__GIVEN INSTRUCTION__: How many lines of the entries below include the word "lòng"? Answer with the number alone.

Data entries:
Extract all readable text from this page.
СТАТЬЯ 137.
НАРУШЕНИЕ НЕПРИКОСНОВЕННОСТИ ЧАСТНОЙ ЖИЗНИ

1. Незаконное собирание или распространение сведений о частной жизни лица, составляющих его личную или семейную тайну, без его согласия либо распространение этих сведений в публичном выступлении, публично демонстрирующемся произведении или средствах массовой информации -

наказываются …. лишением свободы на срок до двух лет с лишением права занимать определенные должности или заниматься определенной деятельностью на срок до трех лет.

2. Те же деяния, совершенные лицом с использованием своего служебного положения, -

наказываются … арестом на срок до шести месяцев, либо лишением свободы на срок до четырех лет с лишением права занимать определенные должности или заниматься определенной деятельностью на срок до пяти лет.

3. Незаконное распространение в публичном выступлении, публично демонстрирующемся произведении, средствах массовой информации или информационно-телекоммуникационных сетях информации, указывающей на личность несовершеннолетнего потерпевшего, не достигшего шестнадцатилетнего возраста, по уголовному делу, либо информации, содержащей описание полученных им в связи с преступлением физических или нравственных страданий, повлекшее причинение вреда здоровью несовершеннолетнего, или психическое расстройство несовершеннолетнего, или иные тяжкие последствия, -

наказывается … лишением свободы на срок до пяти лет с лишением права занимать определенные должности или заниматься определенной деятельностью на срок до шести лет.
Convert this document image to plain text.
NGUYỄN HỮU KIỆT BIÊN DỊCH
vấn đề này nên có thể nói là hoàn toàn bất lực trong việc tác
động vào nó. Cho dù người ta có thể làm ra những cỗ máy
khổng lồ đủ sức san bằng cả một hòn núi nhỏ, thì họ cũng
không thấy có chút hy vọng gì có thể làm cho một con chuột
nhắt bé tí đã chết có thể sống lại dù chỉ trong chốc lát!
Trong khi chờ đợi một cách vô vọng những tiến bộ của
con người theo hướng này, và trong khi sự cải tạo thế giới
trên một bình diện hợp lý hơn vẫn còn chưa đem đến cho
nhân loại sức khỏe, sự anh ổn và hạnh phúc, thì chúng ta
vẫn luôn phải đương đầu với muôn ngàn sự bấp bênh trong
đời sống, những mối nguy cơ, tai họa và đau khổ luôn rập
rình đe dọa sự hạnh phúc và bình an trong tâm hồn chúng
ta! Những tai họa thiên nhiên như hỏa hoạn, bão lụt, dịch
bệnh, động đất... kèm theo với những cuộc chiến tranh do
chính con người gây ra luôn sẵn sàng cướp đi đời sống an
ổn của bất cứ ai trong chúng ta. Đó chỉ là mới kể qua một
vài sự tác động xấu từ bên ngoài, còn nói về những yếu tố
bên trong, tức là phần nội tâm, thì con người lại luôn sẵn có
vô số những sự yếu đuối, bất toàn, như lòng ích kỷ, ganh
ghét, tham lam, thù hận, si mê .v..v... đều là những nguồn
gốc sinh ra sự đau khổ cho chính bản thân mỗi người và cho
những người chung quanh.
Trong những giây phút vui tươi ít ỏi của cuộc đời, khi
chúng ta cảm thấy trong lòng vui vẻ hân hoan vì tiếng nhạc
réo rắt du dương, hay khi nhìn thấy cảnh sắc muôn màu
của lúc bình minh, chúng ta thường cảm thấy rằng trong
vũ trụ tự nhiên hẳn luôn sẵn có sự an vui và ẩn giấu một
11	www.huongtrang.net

__TASK RESPONSE__: 2